Dataset rows -
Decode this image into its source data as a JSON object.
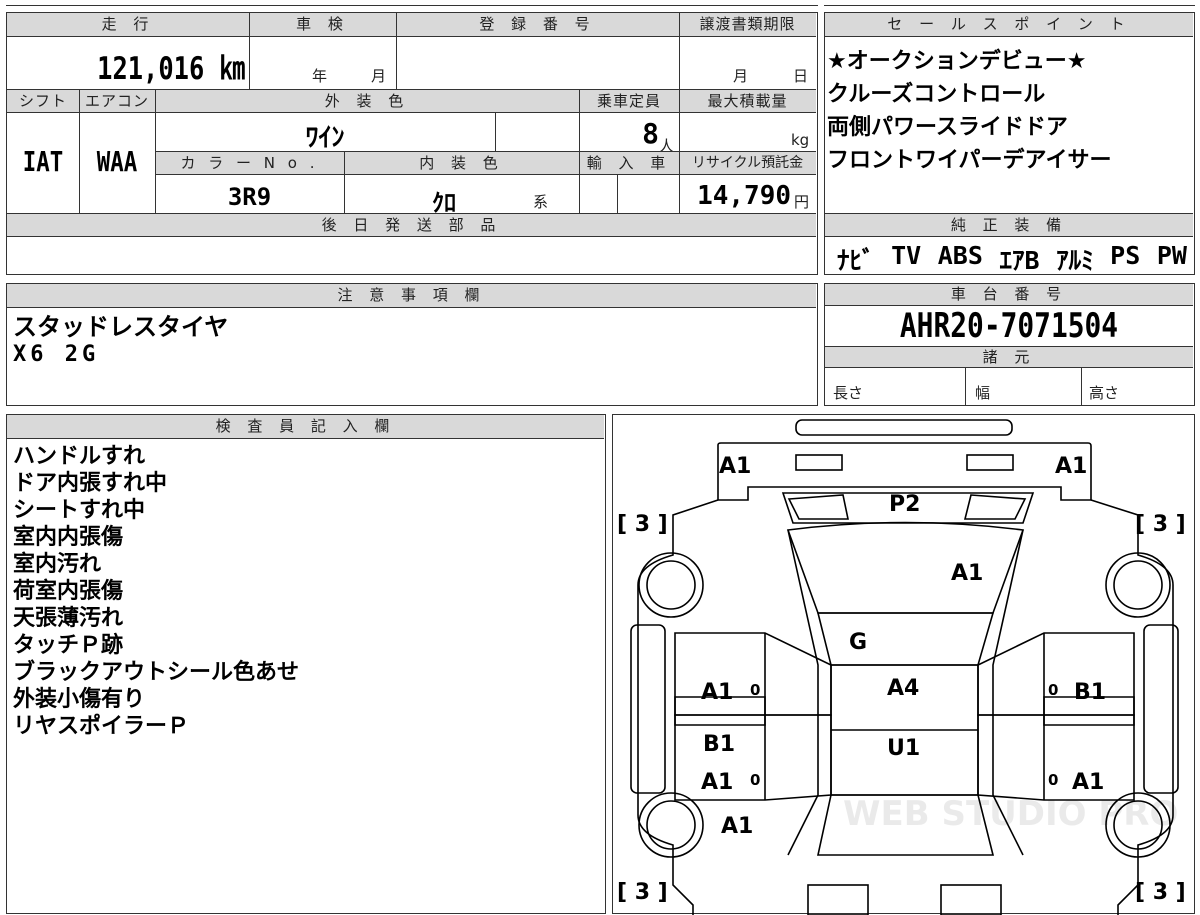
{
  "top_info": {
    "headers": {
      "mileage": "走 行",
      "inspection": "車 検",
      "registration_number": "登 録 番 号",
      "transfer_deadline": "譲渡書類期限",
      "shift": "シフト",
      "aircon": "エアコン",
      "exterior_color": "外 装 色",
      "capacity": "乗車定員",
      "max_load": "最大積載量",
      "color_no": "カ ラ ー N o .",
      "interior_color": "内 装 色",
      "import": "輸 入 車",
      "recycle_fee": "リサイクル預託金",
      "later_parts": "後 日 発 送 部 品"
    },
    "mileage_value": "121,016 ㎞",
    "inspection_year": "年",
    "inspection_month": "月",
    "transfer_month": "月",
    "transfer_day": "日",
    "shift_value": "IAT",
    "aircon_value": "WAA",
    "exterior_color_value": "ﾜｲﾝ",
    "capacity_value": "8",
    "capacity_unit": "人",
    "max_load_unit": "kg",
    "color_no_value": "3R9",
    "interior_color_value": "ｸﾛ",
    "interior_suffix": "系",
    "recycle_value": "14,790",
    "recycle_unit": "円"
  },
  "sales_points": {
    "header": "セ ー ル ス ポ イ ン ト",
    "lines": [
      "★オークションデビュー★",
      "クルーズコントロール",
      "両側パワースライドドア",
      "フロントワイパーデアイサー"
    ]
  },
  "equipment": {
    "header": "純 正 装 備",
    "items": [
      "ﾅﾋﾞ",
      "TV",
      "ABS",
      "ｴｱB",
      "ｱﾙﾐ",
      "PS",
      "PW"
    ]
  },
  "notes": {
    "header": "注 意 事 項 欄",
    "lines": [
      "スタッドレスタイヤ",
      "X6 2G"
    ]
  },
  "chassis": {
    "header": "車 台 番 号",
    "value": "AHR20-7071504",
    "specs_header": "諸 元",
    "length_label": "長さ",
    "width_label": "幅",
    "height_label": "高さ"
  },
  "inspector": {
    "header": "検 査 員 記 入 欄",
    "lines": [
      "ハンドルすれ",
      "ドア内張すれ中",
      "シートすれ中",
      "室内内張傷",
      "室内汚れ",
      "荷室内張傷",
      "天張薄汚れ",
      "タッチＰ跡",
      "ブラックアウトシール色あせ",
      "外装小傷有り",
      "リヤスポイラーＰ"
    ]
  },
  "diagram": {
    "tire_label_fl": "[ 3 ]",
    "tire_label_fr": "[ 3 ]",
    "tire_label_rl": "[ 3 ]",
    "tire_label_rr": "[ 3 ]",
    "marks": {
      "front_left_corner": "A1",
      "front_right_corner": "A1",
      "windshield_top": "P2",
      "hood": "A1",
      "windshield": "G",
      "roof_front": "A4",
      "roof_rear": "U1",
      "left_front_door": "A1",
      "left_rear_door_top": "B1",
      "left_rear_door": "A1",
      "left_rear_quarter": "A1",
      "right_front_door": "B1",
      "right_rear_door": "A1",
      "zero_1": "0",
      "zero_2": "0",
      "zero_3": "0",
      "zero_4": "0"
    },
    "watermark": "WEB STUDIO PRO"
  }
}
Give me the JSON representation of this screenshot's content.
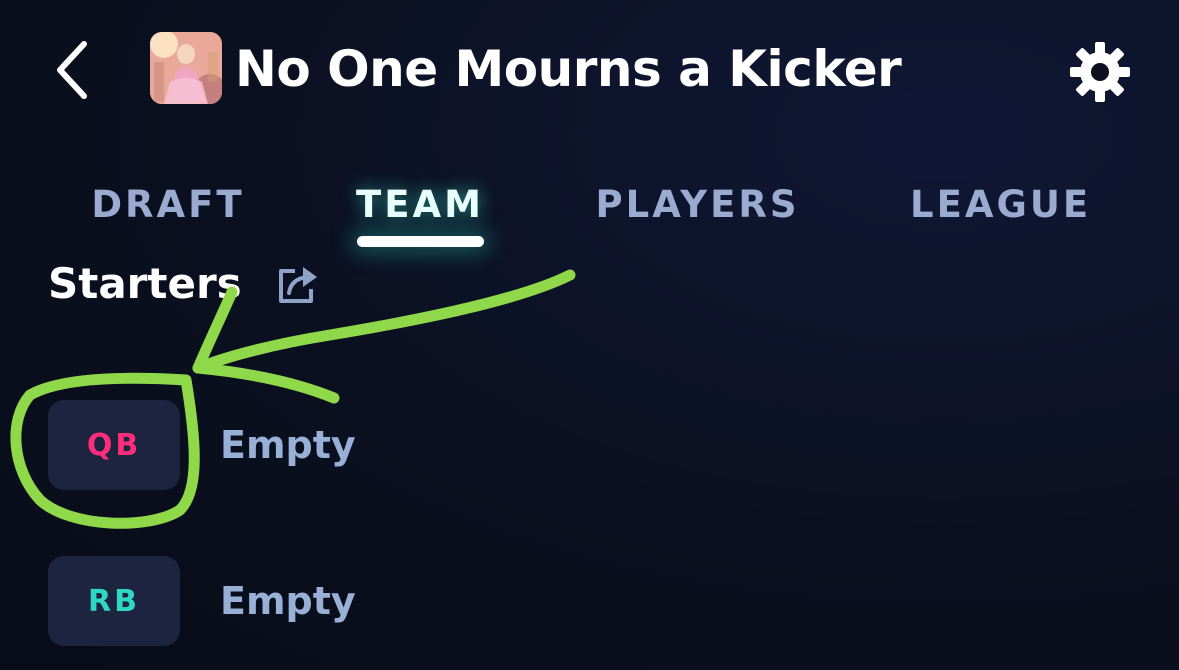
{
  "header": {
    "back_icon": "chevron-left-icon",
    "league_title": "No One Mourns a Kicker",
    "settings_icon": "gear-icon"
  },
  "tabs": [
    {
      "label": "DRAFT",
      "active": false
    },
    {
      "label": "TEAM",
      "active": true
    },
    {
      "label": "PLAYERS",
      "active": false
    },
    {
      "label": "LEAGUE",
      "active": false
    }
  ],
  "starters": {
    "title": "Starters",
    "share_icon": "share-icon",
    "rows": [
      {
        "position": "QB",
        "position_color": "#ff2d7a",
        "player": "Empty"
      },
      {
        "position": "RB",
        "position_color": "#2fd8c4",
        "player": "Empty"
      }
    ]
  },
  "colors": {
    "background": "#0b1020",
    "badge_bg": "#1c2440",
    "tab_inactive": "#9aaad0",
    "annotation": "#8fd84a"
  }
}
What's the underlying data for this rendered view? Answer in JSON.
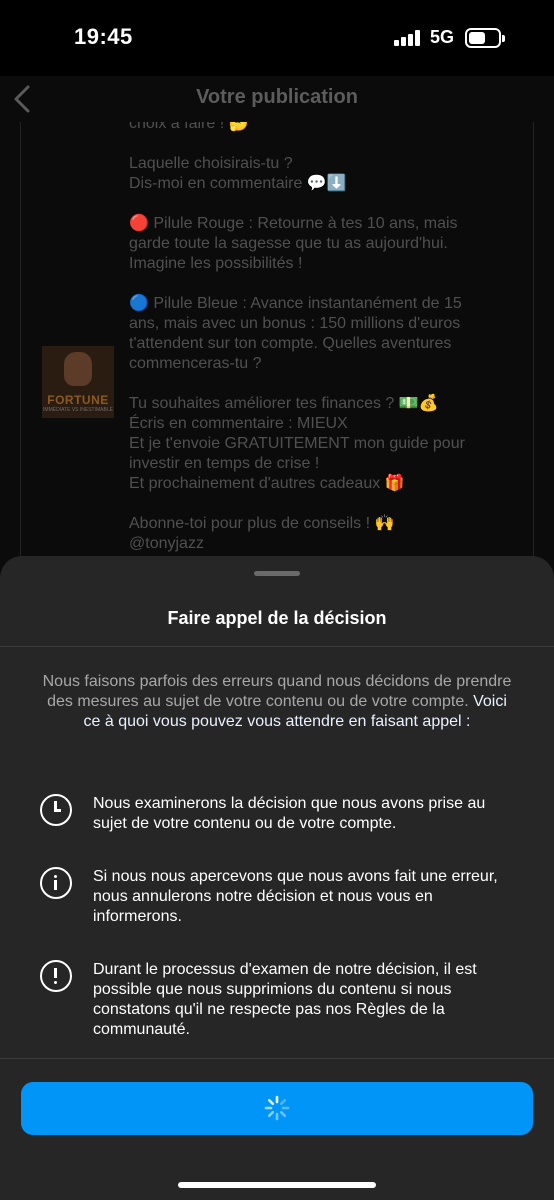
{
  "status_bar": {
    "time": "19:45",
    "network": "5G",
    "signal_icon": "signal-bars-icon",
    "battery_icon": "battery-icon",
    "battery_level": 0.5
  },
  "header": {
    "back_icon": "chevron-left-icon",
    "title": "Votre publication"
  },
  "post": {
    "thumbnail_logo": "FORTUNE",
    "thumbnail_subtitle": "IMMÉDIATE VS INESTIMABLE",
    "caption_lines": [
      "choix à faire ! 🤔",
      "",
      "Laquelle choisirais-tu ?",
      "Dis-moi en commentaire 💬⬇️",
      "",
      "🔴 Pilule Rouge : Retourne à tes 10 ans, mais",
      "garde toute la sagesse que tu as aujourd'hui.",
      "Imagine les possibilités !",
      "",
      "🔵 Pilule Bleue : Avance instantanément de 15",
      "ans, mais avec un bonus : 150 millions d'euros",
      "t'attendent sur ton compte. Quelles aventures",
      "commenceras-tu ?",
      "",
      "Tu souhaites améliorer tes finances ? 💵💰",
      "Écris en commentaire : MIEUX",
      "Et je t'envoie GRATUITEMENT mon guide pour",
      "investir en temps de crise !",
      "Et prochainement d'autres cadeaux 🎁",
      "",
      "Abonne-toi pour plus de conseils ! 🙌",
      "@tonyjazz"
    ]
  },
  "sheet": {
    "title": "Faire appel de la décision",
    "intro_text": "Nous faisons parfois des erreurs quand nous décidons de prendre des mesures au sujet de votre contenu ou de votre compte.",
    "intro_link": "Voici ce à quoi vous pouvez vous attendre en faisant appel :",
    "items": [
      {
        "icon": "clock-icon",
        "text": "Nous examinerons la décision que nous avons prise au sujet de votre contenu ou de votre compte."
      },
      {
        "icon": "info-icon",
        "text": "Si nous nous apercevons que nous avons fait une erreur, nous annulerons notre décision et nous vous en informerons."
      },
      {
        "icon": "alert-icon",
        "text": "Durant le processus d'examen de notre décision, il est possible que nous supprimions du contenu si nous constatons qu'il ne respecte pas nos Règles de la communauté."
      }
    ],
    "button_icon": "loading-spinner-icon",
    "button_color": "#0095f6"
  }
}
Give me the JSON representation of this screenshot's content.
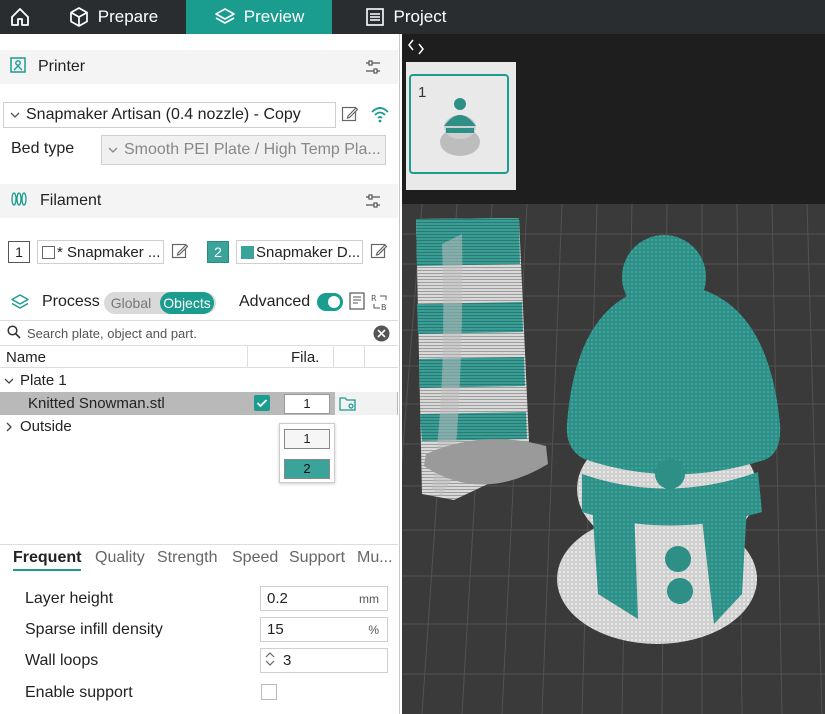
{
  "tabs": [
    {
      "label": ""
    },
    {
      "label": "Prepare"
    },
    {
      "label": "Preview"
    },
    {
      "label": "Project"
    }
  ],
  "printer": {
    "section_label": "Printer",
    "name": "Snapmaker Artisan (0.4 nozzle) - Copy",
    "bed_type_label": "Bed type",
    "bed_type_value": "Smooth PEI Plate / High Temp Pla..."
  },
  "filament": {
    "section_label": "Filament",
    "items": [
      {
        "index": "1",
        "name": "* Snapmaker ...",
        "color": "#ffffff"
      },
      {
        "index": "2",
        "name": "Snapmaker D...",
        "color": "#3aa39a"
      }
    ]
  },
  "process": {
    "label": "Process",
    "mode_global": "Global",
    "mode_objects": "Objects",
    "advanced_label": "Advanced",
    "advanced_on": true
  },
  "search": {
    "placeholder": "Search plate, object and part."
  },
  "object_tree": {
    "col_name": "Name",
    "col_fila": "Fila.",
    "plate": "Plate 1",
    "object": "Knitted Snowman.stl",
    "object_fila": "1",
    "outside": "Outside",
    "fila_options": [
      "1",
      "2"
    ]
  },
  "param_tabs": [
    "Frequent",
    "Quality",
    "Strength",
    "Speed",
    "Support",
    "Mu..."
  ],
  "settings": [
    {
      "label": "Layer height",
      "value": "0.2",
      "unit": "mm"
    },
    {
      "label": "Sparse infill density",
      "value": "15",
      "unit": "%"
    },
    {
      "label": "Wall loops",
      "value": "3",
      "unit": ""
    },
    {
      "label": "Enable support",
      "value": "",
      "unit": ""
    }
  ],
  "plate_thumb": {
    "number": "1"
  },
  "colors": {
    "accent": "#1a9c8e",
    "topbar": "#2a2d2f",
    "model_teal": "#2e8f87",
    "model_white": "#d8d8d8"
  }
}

Aim -
Scan the material for lines with the word "icon", and copy each line you find.

Full output -
    "back_icon": "chevron-left-icon",
    "settings_icon": "gear-icon"
    "share_icon": "share-icon",
    "signal_icon": "signal-bars-icon",
    "battery_icon": "battery-icon",
    "back_icon": "chevron-left-icon",
        "icon": "clock-icon",
        "icon": "info-icon",
        "icon": "alert-icon",
    "button_icon": "loading-spinner-icon",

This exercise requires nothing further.